* _Short problem_: Find every line with the word "shortcut". Copy those lines.
──────────
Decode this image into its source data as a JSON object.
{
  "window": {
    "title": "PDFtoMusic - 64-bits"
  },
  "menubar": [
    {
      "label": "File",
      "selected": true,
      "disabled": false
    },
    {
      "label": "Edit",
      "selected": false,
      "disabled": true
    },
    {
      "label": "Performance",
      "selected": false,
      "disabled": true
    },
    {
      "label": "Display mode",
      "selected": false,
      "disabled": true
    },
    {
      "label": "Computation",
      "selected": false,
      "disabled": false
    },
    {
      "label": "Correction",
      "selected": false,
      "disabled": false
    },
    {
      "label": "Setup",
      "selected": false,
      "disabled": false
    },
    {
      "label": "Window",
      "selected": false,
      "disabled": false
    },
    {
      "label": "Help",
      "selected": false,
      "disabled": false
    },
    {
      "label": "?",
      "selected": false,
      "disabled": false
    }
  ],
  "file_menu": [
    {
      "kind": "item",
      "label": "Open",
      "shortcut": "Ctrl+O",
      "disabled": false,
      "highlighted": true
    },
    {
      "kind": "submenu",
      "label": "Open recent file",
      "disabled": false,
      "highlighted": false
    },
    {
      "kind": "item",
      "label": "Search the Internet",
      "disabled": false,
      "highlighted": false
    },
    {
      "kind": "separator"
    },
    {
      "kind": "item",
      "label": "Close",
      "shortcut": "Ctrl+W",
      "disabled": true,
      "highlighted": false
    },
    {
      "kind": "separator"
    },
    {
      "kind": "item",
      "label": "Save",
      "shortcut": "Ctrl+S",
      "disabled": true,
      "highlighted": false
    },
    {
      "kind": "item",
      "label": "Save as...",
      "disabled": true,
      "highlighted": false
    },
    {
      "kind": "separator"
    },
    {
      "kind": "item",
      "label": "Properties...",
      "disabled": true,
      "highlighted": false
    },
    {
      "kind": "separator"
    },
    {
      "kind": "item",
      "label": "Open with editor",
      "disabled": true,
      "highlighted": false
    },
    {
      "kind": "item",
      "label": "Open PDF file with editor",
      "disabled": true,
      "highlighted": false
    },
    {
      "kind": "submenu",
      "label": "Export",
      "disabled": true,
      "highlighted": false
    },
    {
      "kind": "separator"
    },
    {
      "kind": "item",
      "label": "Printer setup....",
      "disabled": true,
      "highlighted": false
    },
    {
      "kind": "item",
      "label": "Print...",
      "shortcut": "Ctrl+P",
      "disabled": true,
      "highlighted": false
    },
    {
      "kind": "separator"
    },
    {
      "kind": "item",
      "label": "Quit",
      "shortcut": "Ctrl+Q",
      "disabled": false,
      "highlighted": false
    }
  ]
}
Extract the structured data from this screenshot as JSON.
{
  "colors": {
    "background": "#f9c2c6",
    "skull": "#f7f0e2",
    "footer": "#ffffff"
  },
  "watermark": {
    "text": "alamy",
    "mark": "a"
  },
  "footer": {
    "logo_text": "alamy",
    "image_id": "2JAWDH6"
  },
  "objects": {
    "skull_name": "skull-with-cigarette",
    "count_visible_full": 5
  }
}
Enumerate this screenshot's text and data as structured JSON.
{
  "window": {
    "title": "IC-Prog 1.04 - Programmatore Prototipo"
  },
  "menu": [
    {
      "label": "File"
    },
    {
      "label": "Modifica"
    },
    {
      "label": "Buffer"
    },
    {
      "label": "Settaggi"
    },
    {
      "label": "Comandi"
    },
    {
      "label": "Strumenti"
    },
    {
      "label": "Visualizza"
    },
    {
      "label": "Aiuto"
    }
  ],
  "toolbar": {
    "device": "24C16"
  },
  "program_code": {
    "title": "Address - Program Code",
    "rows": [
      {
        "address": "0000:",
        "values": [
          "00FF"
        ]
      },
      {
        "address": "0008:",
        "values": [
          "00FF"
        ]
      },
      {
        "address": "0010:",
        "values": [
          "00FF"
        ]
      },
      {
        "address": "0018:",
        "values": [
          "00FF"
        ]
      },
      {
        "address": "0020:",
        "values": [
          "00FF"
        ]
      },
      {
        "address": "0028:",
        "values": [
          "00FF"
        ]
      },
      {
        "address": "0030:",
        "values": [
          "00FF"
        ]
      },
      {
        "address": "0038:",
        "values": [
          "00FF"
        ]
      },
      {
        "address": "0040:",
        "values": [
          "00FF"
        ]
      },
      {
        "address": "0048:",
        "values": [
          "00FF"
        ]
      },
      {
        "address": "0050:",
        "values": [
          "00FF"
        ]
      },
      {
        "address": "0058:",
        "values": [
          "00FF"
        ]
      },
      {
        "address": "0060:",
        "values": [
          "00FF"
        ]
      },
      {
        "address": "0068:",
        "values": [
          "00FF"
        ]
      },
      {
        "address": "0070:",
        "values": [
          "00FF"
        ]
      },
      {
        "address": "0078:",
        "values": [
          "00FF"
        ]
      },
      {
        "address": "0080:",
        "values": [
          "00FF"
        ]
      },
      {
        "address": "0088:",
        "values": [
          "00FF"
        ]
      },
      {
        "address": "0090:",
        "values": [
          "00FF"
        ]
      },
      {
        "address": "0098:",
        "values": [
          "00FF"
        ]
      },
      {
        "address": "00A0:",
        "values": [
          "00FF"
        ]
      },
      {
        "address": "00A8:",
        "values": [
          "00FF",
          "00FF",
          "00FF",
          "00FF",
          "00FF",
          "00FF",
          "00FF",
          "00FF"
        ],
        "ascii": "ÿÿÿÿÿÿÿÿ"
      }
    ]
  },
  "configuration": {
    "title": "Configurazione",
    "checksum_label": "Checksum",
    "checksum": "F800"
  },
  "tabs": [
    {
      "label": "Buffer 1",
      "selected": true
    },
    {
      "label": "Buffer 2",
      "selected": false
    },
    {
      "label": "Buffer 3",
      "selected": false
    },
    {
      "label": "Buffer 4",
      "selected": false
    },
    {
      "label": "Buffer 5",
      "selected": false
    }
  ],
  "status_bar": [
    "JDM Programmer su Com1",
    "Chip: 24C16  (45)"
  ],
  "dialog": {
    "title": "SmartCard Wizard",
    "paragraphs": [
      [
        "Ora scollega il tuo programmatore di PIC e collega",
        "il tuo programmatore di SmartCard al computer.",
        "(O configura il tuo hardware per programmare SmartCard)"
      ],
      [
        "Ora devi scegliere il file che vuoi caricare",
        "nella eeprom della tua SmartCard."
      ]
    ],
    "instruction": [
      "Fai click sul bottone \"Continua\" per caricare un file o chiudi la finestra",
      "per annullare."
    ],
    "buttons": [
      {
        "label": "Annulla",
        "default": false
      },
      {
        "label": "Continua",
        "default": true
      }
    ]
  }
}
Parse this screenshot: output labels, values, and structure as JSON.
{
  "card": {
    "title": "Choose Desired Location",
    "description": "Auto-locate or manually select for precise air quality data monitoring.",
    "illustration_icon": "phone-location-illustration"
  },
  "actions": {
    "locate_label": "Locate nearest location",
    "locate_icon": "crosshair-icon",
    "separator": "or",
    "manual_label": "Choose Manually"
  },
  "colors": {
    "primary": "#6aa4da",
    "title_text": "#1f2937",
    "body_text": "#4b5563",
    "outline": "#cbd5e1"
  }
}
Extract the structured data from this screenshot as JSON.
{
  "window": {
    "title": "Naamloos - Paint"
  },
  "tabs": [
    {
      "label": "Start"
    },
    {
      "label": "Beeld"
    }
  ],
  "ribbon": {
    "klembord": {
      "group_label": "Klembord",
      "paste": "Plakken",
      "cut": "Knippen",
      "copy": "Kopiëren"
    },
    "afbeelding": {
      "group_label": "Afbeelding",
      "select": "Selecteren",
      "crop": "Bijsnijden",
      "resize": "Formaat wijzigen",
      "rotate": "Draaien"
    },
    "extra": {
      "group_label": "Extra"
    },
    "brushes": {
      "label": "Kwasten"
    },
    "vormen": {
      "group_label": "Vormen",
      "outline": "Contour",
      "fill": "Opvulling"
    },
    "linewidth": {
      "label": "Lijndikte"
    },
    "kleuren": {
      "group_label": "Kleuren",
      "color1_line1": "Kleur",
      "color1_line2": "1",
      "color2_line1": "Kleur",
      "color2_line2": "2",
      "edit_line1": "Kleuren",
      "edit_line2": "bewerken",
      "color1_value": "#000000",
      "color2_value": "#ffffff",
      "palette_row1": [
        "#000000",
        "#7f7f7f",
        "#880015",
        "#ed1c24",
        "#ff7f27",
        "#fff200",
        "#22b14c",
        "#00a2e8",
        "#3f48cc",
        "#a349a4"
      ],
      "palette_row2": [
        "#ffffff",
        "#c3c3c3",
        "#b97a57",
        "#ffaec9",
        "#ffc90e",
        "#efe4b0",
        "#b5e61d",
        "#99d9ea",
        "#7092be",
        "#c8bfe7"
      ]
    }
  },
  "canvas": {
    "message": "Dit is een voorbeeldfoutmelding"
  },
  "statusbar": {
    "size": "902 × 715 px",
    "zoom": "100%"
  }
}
──────────
* _Exercise output_:
      "shortcut": "Ctrl+O",
      "shortcut": "Ctrl+W",
      "shortcut": "Ctrl+S",
      "shortcut": "Ctrl+P",
      "shortcut": "Ctrl+Q",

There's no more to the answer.